**Stated goal**
Reproduce every record below exactly as written, leaving out any pictures.
:: Data in this exercise ::
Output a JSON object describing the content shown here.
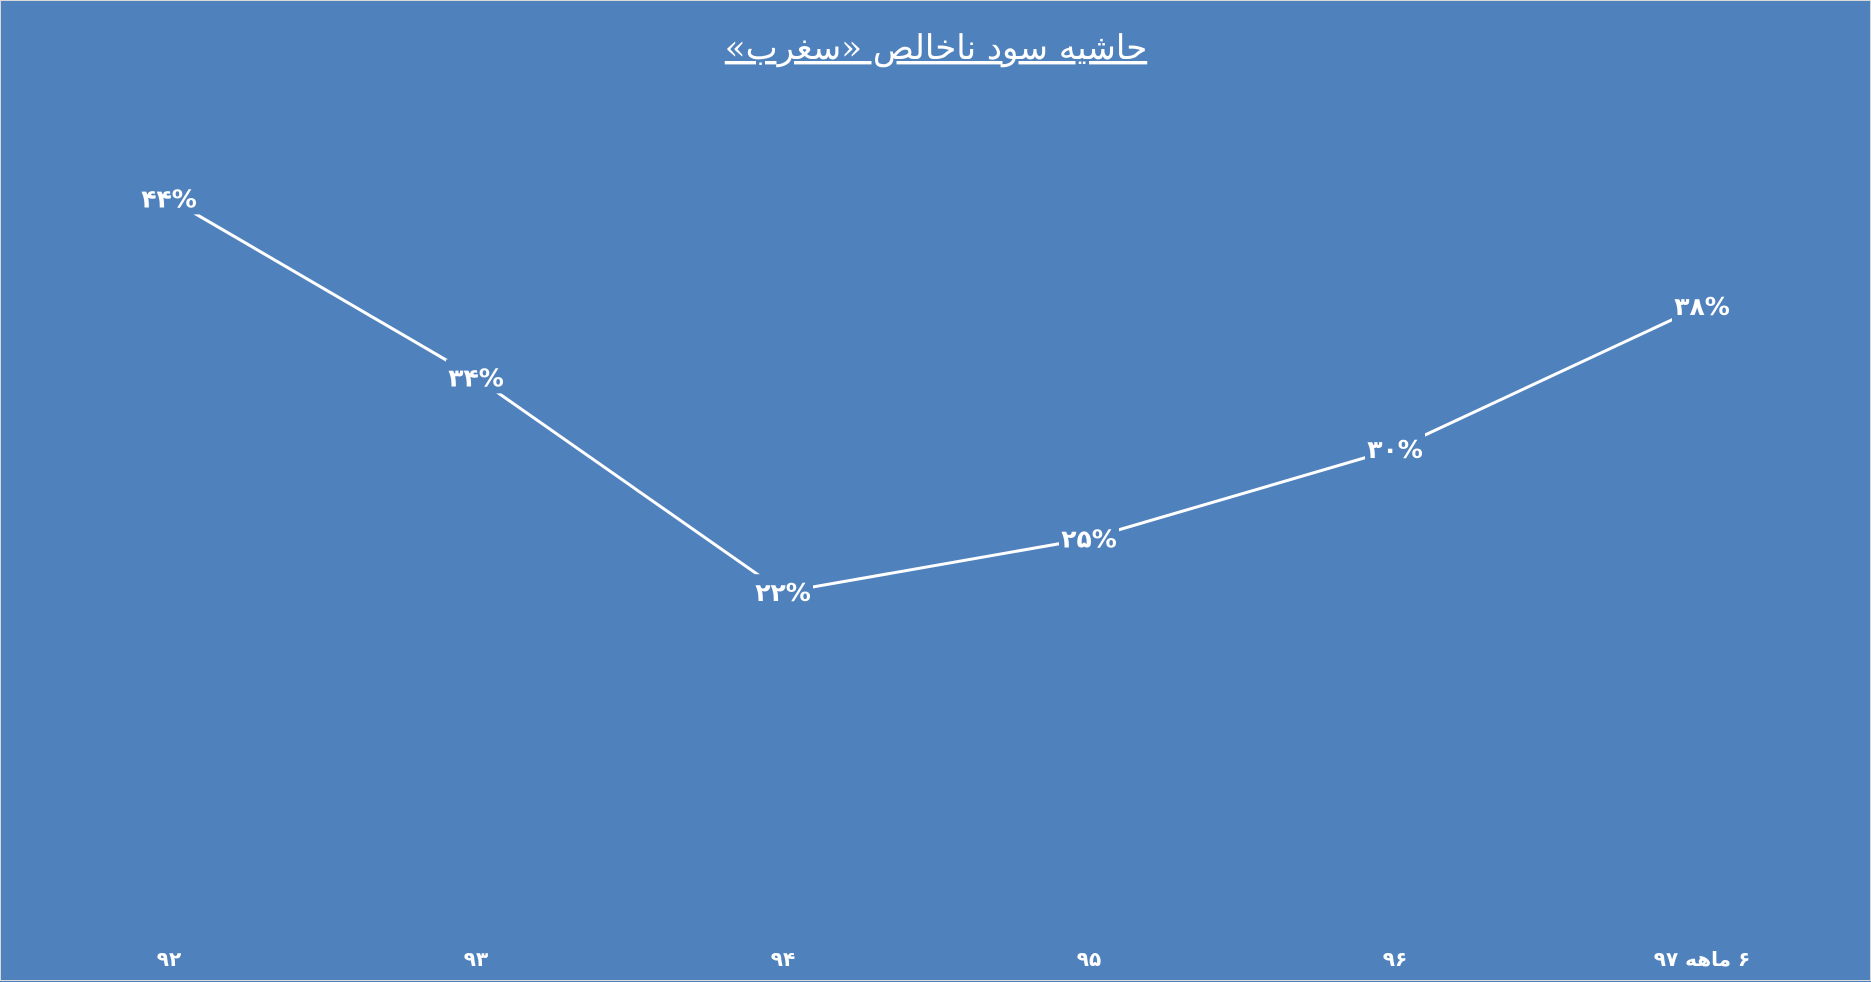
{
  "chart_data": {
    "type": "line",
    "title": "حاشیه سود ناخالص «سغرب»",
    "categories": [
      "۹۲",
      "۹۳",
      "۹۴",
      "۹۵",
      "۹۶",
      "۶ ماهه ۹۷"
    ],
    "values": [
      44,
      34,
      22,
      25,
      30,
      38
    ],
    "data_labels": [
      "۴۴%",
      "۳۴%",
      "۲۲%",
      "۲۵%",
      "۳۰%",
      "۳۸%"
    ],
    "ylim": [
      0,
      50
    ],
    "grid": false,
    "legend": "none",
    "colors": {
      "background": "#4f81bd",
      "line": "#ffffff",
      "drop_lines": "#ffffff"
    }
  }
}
:::
**Final result**
Output a JSON object describing the content shown here.
{
  "chart_data": {
    "type": "line",
    "title": "حاشیه سود ناخالص «سغرب»",
    "categories": [
      "۹۲",
      "۹۳",
      "۹۴",
      "۹۵",
      "۹۶",
      "۶ ماهه ۹۷"
    ],
    "values": [
      44,
      34,
      22,
      25,
      30,
      38
    ],
    "data_labels": [
      "۴۴%",
      "۳۴%",
      "۲۲%",
      "۲۵%",
      "۳۰%",
      "۳۸%"
    ],
    "ylim": [
      0,
      50
    ],
    "grid": false,
    "legend": "none",
    "colors": {
      "background": "#4f81bd",
      "line": "#ffffff",
      "drop_lines": "#ffffff"
    }
  }
}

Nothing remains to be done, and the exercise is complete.